Saved entries
>>

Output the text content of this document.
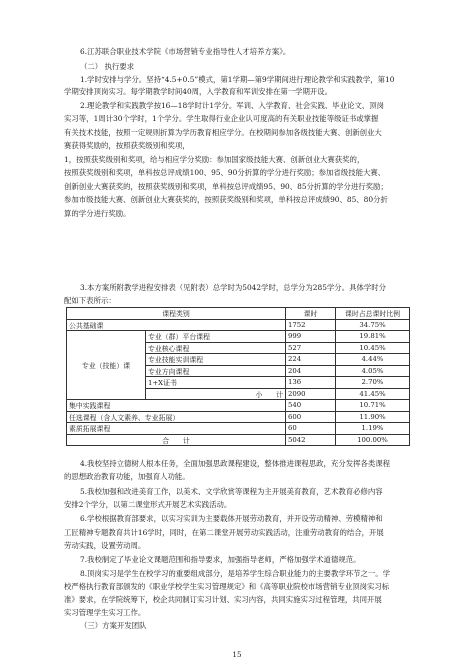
6.江苏联合职业技术学院《市场营销专业指导性人才培养方案》。
（二） 执行要求
1.学时安排与学分。坚持“4.5+0.5”模式，第1学期—第9学期间进行理论教学和实践教学，第10
学期安排顶岗实习。每学期教学时间40周，入学教育和军训安排在第一学期开设。
2.理论教学和实践教学按16—18学时计1学分。军训、入学教育、社会实践、毕业论文、顶岗
实习等，1周计30个学时，1个学分。学生取得行业企业认可度高的有关职业技能等级证书或掌握
有关技术技能，按照一定规则折算为学历教育相应学分。在校期间参加各级技能大赛、创新创业大
赛获得奖励的，按照获奖级别和奖项，
1，按照获奖级别和奖项，给与相应学分奖励：参加国家级技能大赛、创新创业大赛获奖的，
按照获奖级别和奖项，单科按总评成绩100、95、90分折算的学分进行奖励；参加省级技能大赛、
创新创业大赛获奖的，按照获奖级别和奖项，单科按总评成绩95、90、85分折算的学分进行奖励；
参加市级技能大赛、创新创业大赛获奖的，按照获奖级别和奖项，单科按总评成绩90、85、80分折
算的学分进行奖励。
3.本方案所附教学进程安排表（见附表）总学时为5042学时，总学分为285学分。具体学时分
配如下表所示：
课程类别		课时	课时占总课时比例
公共基础课		1752	34.75%
专业（技能）课	专业（群）平台课程	999	19.81%
	专业核心课程	527	10.45%
	专业技能实训课程	224	4.44%
	专业方向课程	204	4.05%
	1+X证书	136	2.70%
	小　　计	2090	41.45%
集中实践课程		540	10.71%
任选课程（含人文素养、专业拓展）		600	11.90%
素质拓展课程		60	1.19%
合　　计		5042	100.00%
4.我校坚持立德树人根本任务，全面加强思政课程建设，整体推进课程思政，充分发挥各类课程
的思想政治教育功能，加强育人功能。
5.我校加强和改进美育工作，以美术、文学欣赏等课程为主开展美育教育，艺术教育必修内容
安排2个学分，以第二课堂形式开展艺术实践活动。
6.学校根据教育部要求，以实习实训为主要载体开展劳动教育，并开设劳动精神、劳模精神和
工匠精神专题教育共计16学时，同时，在第二课堂开展劳动实践活动，注重劳动教育的结合，开展
劳动实践，设置劳动周。
7.我校制定了毕业论文课题范围和指导要求，加强指导老师，严格加强学术道德规范。
8.顶岗实习是学生在校学习的重要组成部分，是培养学生综合职业能力的主要教学环节之一。学
校严格执行教育部颁发的《职业学校学生实习管理规定》和《高等职业院校市场营销专业顶岗实习标
准》要求，在学院统筹下，校企共同制订实习计划、实习内容，共同实施实习过程管理，共同开展
实习管理学生实习工作。
（三）方案开发团队
15
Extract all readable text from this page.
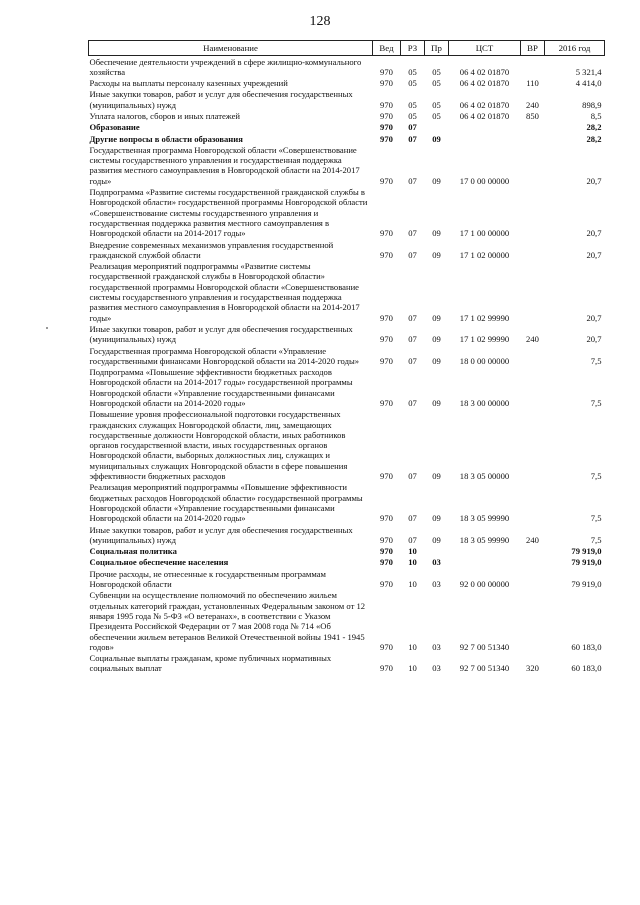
128
Наименование	Вед	РЗ	Пр	ЦСТ	ВР	2016 год
Обеспечение деятельности учреждений в сфере жилищно-коммунального хозяйства	970	05	05	06 4 02 01870		5 321,4
Расходы на выплаты персоналу казенных учреждений	970	05	05	06 4 02 01870	110	4 414,0
Иные закупки товаров, работ и услуг для обеспечения государственных (муниципальных) нужд	970	05	05	06 4 02 01870	240	898,9
Уплата налогов, сборов и иных платежей	970	05	05	06 4 02 01870	850	8,5
Образование	970	07				28,2
Другие вопросы в области образования	970	07	09			28,2
Государственная программа Новгородской области «Совершенствование системы государственного управления и государственная поддержка развития местного самоуправления в Новгородской области на 2014-2017 годы»	970	07	09	17 0 00 00000		20,7
Подпрограмма «Развитие системы государственной гражданской службы в Новгородской области» государственной программы Новгородской области «Совершенствование системы государственного управления и государственная поддержка развития местного самоуправления в Новгородской области на 2014-2017 годы»	970	07	09	17 1 00 00000		20,7
Внедрение современных механизмов управления государственной гражданской службой области	970	07	09	17 1 02 00000		20,7
Реализация мероприятий подпрограммы «Развитие системы государственной гражданской службы в Новгородской области» государственной программы Новгородской области «Совершенствование системы государственного управления и государственная поддержка развития местного самоуправления в Новгородской области на 2014-2017 годы»	970	07	09	17 1 02 99990		20,7
Иные закупки товаров, работ и услуг для обеспечения государственных (муниципальных) нужд	970	07	09	17 1 02 99990	240	20,7
Государственная программа Новгородской области «Управление государственными финансами Новгородской области на 2014-2020 годы»	970	07	09	18 0 00 00000		7,5
Подпрограмма «Повышение эффективности бюджетных расходов Новгородской области на 2014-2017 годы» государственной программы Новгородской области «Управление государственными финансами Новгородской области на 2014-2020 годы»	970	07	09	18 3 00 00000		7,5
Повышение уровня профессиональной подготовки государственных гражданских служащих Новгородской области, лиц, замещающих государственные должности Новгородской области, иных работников органов государственной власти, иных государственных органов Новгородской области, выборных должностных лиц, служащих и муниципальных служащих Новгородской области в сфере повышения эффективности бюджетных расходов	970	07	09	18 3 05 00000		7,5
Реализация мероприятий подпрограммы «Повышение эффективности бюджетных расходов Новгородской области» государственной программы Новгородской области «Управление государственными финансами Новгородской области на 2014-2020 годы»	970	07	09	18 3 05 99990		7,5
Иные закупки товаров, работ и услуг для обеспечения государственных (муниципальных) нужд	970	07	09	18 3 05 99990	240	7,5
Социальная политика	970	10				79 919,0
Социальное обеспечение населения	970	10	03			79 919,0
Прочие расходы, не отнесенные к государственным программам Новгородской области	970	10	03	92 0 00 00000		79 919,0
Субвенции на осуществление полномочий по обеспечению жильем отдельных категорий граждан, установленных Федеральным законом от 12 января 1995 года № 5-ФЗ «О ветеранах», в соответствии с Указом Президента Российской Федерации от 7 мая 2008 года № 714 «Об обеспечении жильем ветеранов Великой Отечественной войны 1941 - 1945 годов»	970	10	03	92 7 00 51340		60 183,0
Социальные выплаты гражданам, кроме публичных нормативных социальных выплат	970	10	03	92 7 00 51340	320	60 183,0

<<

Where a line above contains the string "Подпрограмма", copy that line.

Подпрограмма «Развитие системы государственной гражданской службы в Новгородской области» государственной программы Новгородской области «Совершенствование системы государственного управления и государственная поддержка развития местного самоуправления в Новгородской области на 2014-2017 годы»	970	07	09	17 1 00 00000		20,7
Подпрограмма «Повышение эффективности бюджетных расходов Новгородской области на 2014-2017 годы» государственной программы Новгородской области «Управление государственными финансами Новгородской области на 2014-2020 годы»	970	07	09	18 3 00 00000		7,5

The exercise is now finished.